— Job —
Copy the records that follow exactly as written, but not their pictures.

Stored data entries
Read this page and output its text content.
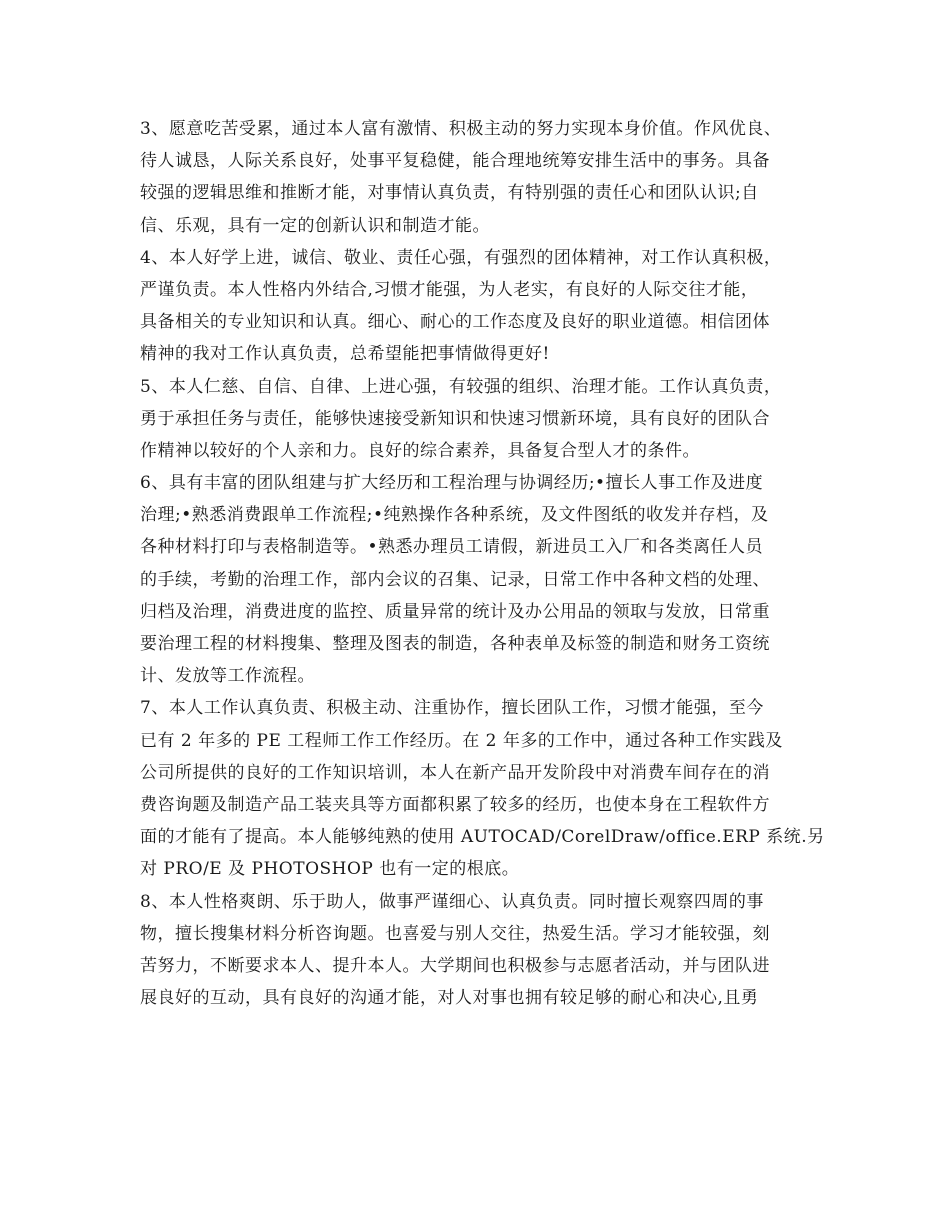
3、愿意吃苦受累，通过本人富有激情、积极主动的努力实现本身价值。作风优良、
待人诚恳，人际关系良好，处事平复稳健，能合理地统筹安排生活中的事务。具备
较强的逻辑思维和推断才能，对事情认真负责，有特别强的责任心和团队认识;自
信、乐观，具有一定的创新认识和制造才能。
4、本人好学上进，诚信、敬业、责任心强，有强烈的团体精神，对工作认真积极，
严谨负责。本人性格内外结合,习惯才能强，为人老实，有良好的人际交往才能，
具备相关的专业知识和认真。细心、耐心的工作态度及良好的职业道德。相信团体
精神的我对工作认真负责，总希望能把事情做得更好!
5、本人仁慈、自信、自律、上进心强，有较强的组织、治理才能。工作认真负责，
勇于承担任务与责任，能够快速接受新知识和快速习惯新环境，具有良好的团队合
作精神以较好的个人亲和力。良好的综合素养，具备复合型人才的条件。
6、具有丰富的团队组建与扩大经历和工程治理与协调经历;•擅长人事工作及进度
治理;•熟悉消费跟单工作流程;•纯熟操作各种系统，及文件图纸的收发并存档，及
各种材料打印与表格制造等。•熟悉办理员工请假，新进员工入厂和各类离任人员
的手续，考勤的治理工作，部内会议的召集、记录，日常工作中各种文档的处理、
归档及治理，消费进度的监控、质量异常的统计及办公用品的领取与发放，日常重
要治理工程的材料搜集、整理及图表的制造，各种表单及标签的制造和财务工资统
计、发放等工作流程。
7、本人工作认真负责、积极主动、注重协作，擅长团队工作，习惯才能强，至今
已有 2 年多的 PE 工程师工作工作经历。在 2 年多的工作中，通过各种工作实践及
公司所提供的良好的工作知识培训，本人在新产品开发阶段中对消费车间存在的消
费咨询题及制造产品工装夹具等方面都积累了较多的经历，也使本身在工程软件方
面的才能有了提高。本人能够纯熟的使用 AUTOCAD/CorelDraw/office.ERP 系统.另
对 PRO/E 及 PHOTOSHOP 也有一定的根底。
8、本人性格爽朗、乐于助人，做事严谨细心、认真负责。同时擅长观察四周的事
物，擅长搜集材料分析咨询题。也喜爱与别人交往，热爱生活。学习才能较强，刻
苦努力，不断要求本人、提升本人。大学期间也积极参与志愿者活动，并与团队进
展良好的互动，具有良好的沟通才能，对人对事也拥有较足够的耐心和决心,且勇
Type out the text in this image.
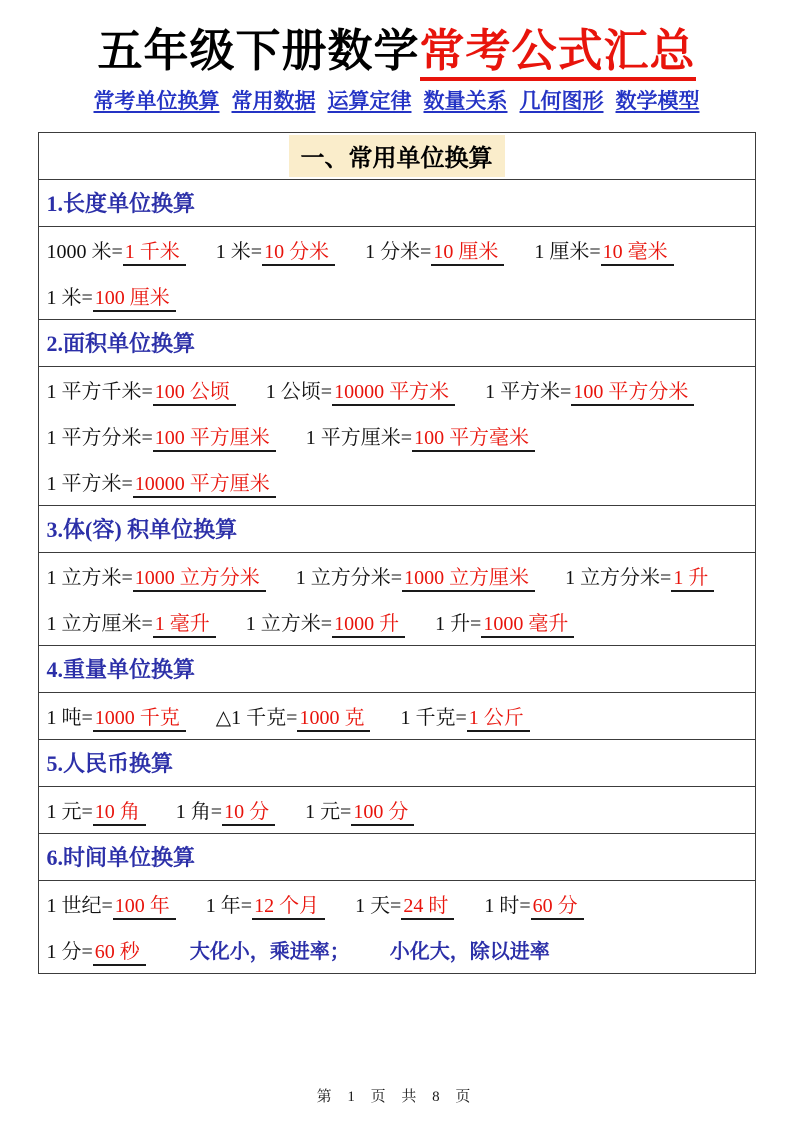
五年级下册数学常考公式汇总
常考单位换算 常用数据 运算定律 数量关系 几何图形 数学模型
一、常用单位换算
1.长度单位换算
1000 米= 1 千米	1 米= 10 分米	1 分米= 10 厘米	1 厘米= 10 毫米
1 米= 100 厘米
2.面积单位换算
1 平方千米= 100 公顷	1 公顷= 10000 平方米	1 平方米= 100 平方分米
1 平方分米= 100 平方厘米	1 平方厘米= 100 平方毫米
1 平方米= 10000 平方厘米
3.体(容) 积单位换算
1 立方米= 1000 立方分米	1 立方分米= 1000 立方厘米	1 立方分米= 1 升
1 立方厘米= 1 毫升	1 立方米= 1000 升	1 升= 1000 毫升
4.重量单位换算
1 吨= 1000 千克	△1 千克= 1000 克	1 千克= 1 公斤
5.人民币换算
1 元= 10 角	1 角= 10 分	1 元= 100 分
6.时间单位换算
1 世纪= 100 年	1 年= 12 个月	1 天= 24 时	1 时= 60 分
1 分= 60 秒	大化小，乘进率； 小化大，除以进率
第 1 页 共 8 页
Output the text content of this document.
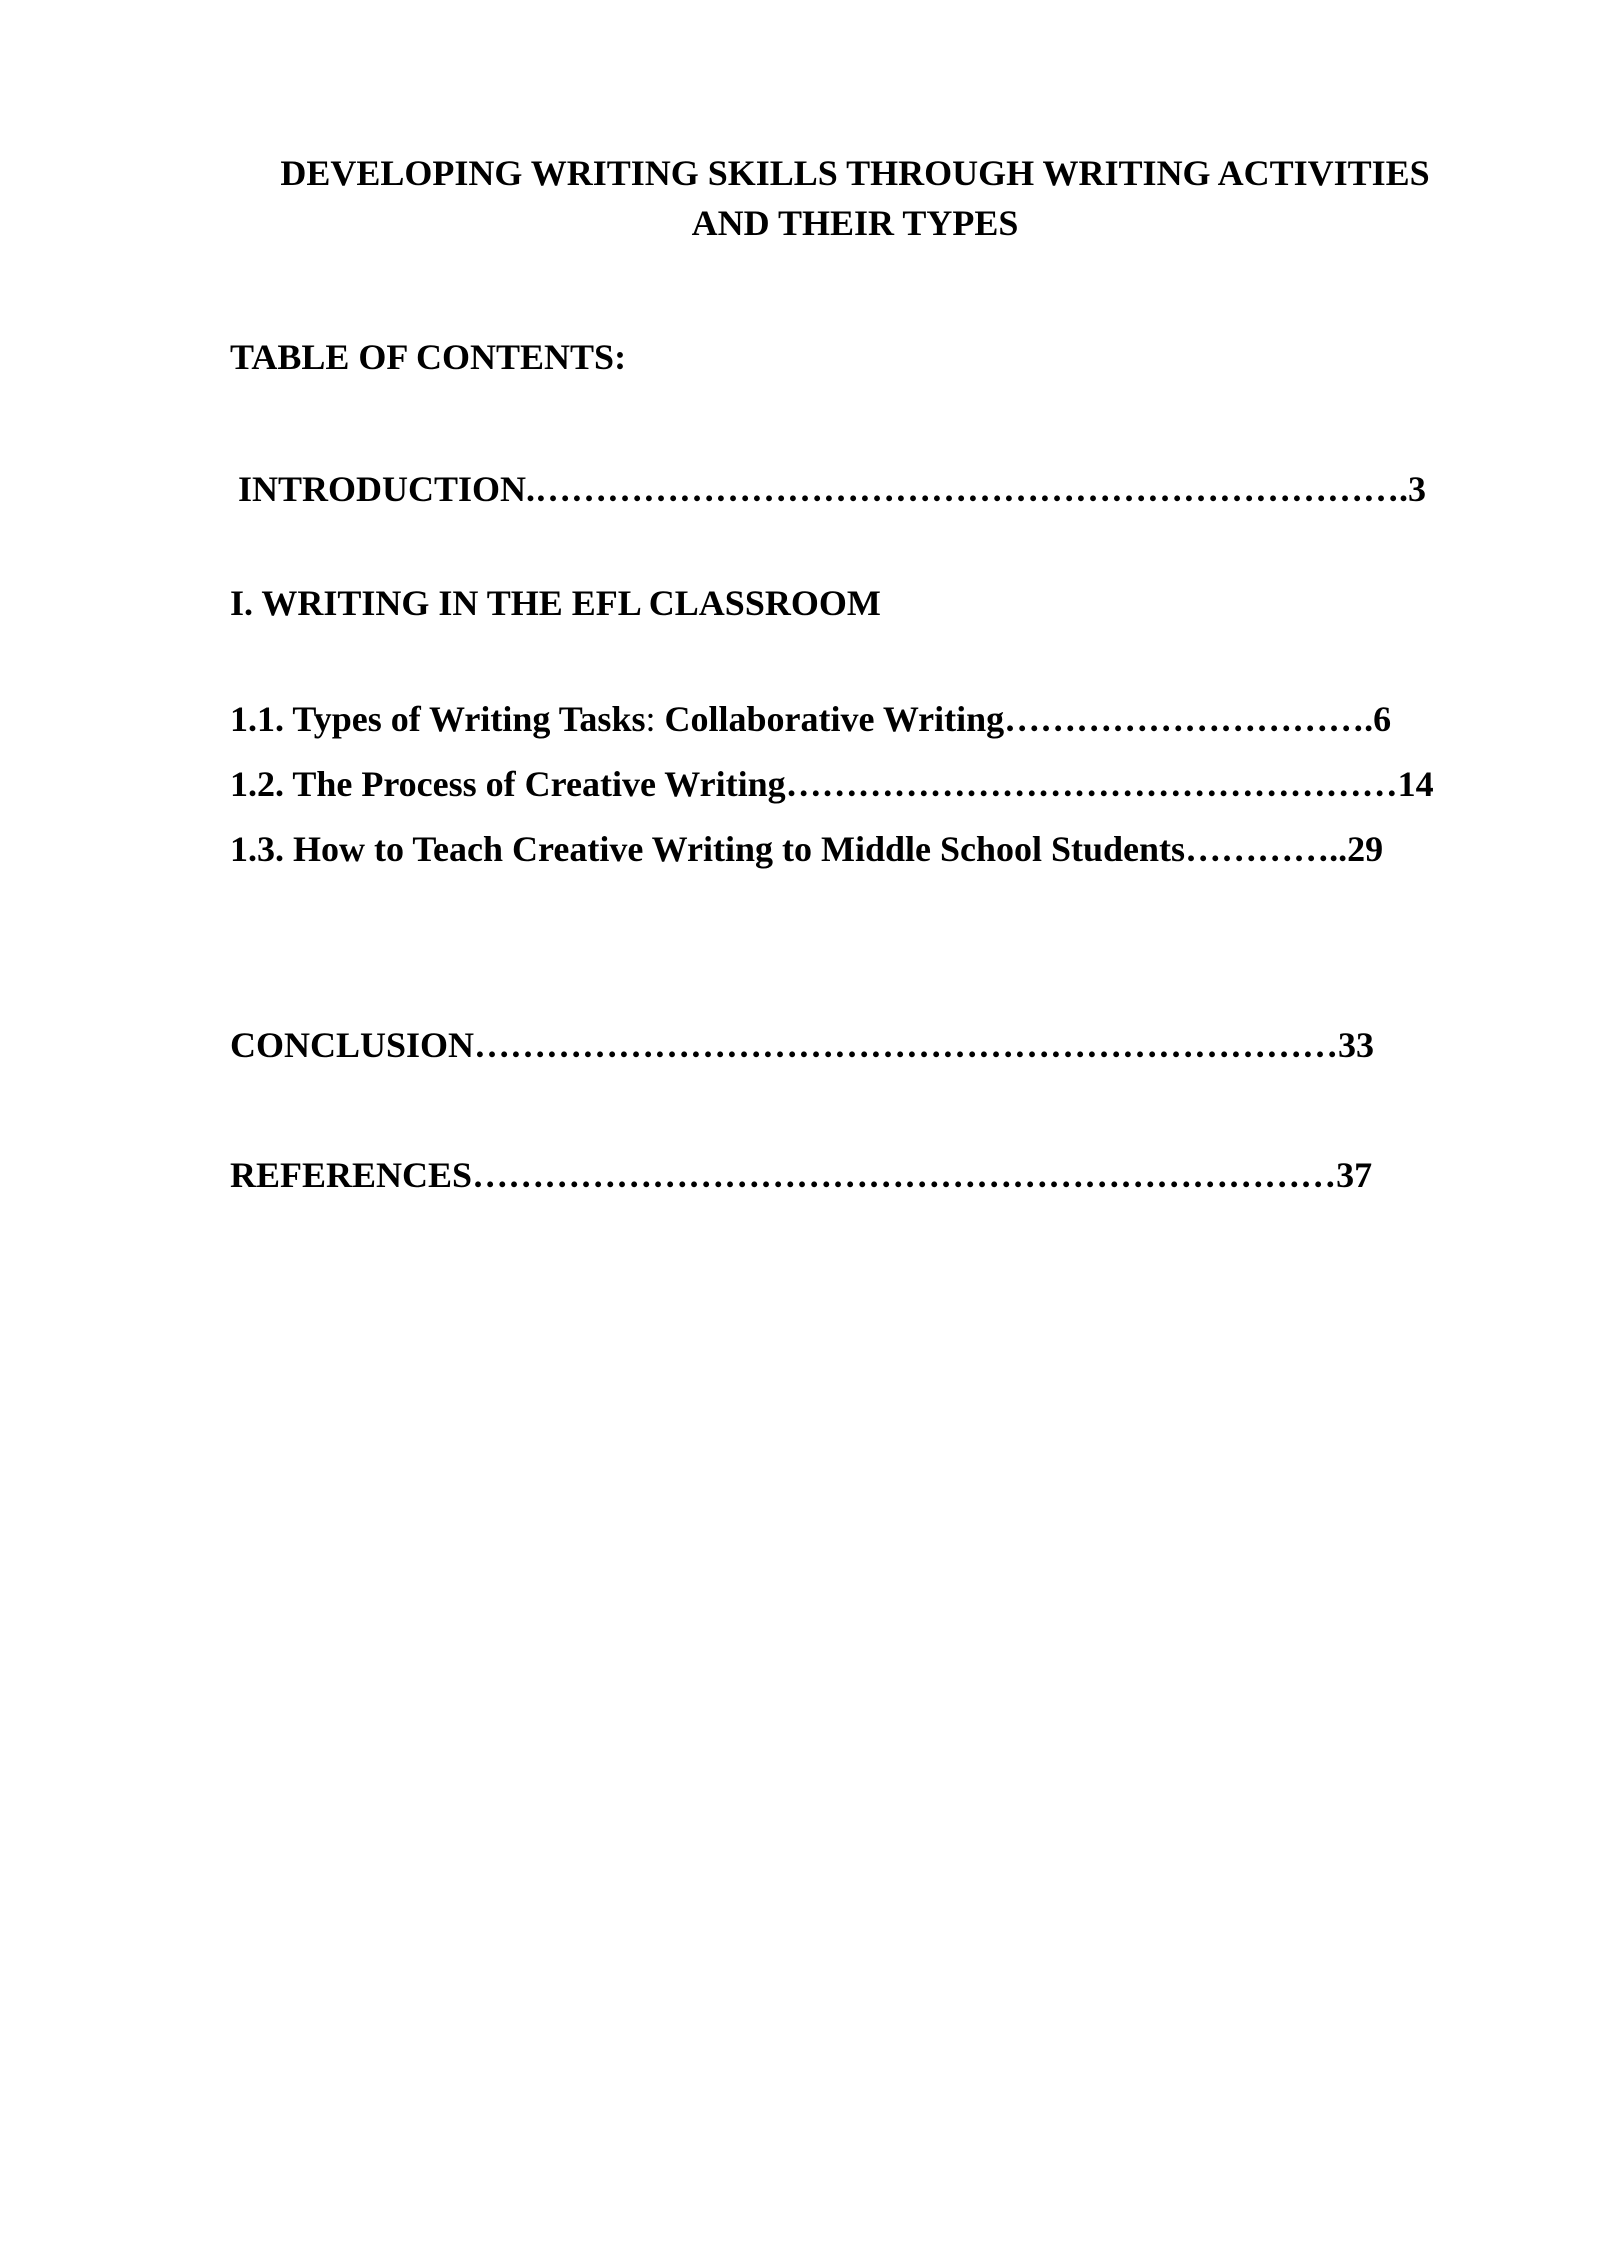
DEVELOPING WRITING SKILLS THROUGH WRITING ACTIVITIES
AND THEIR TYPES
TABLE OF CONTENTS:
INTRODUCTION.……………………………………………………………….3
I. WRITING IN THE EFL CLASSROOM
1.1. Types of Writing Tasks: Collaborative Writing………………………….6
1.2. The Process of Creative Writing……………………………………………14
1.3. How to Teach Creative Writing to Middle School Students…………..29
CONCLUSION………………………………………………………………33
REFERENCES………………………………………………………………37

— Task solution —
Read this page and output its text content.
3、愿意吃苦受累，通过本人富有激情、积极主动的努力实现本身价值。作风优良、
待人诚恳，人际关系良好，处事平复稳健，能合理地统筹安排生活中的事务。具备
较强的逻辑思维和推断才能，对事情认真负责，有特别强的责任心和团队认识;自
信、乐观，具有一定的创新认识和制造才能。
4、本人好学上进，诚信、敬业、责任心强，有强烈的团体精神，对工作认真积极，
严谨负责。本人性格内外结合,习惯才能强，为人老实，有良好的人际交往才能，
具备相关的专业知识和认真。细心、耐心的工作态度及良好的职业道德。相信团体
精神的我对工作认真负责，总希望能把事情做得更好!
5、本人仁慈、自信、自律、上进心强，有较强的组织、治理才能。工作认真负责，
勇于承担任务与责任，能够快速接受新知识和快速习惯新环境，具有良好的团队合
作精神以较好的个人亲和力。良好的综合素养，具备复合型人才的条件。
6、具有丰富的团队组建与扩大经历和工程治理与协调经历;•擅长人事工作及进度
治理;•熟悉消费跟单工作流程;•纯熟操作各种系统，及文件图纸的收发并存档，及
各种材料打印与表格制造等。•熟悉办理员工请假，新进员工入厂和各类离任人员
的手续，考勤的治理工作，部内会议的召集、记录，日常工作中各种文档的处理、
归档及治理，消费进度的监控、质量异常的统计及办公用品的领取与发放，日常重
要治理工程的材料搜集、整理及图表的制造，各种表单及标签的制造和财务工资统
计、发放等工作流程。
7、本人工作认真负责、积极主动、注重协作，擅长团队工作，习惯才能强，至今
已有 2 年多的 PE 工程师工作工作经历。在 2 年多的工作中，通过各种工作实践及
公司所提供的良好的工作知识培训，本人在新产品开发阶段中对消费车间存在的消
费咨询题及制造产品工装夹具等方面都积累了较多的经历，也使本身在工程软件方
面的才能有了提高。本人能够纯熟的使用 AUTOCAD/CorelDraw/office.ERP 系统.另
对 PRO/E 及 PHOTOSHOP 也有一定的根底。
8、本人性格爽朗、乐于助人，做事严谨细心、认真负责。同时擅长观察四周的事
物，擅长搜集材料分析咨询题。也喜爱与别人交往，热爱生活。学习才能较强，刻
苦努力，不断要求本人、提升本人。大学期间也积极参与志愿者活动，并与团队进
展良好的互动，具有良好的沟通才能，对人对事也拥有较足够的耐心和决心,且勇
Type out the text in this image.
五年级下册数学常考公式汇总
常考单位换算 常用数据 运算定律 数量关系 几何图形 数学模型
一、常用单位换算
1.长度单位换算
1000 米= 1 千米	1 米= 10 分米	1 分米= 10 厘米	1 厘米= 10 毫米
1 米= 100 厘米
2.面积单位换算
1 平方千米= 100 公顷	1 公顷= 10000 平方米	1 平方米= 100 平方分米
1 平方分米= 100 平方厘米	1 平方厘米= 100 平方毫米
1 平方米= 10000 平方厘米
3.体(容) 积单位换算
1 立方米= 1000 立方分米	1 立方分米= 1000 立方厘米	1 立方分米= 1 升
1 立方厘米= 1 毫升	1 立方米= 1000 升	1 升= 1000 毫升
4.重量单位换算
1 吨= 1000 千克	△1 千克= 1000 克	1 千克= 1 公斤
5.人民币换算
1 元= 10 角	1 角= 10 分	1 元= 100 分
6.时间单位换算
1 世纪= 100 年	1 年= 12 个月	1 天= 24 时	1 时= 60 分
1 分= 60 秒	大化小，乘进率； 小化大，除以进率
第 1 页 共 8 页
Output the text content of this document.
DEVELOPING WRITING SKILLS THROUGH WRITING ACTIVITIES
AND THEIR TYPES
TABLE OF CONTENTS:
INTRODUCTION.……………………………………………………………….3
I. WRITING IN THE EFL CLASSROOM
1.1. Types of Writing Tasks: Collaborative Writing………………………….6
1.2. The Process of Creative Writing……………………………………………14
1.3. How to Teach Creative Writing to Middle School Students…………..29
CONCLUSION………………………………………………………………33
REFERENCES………………………………………………………………37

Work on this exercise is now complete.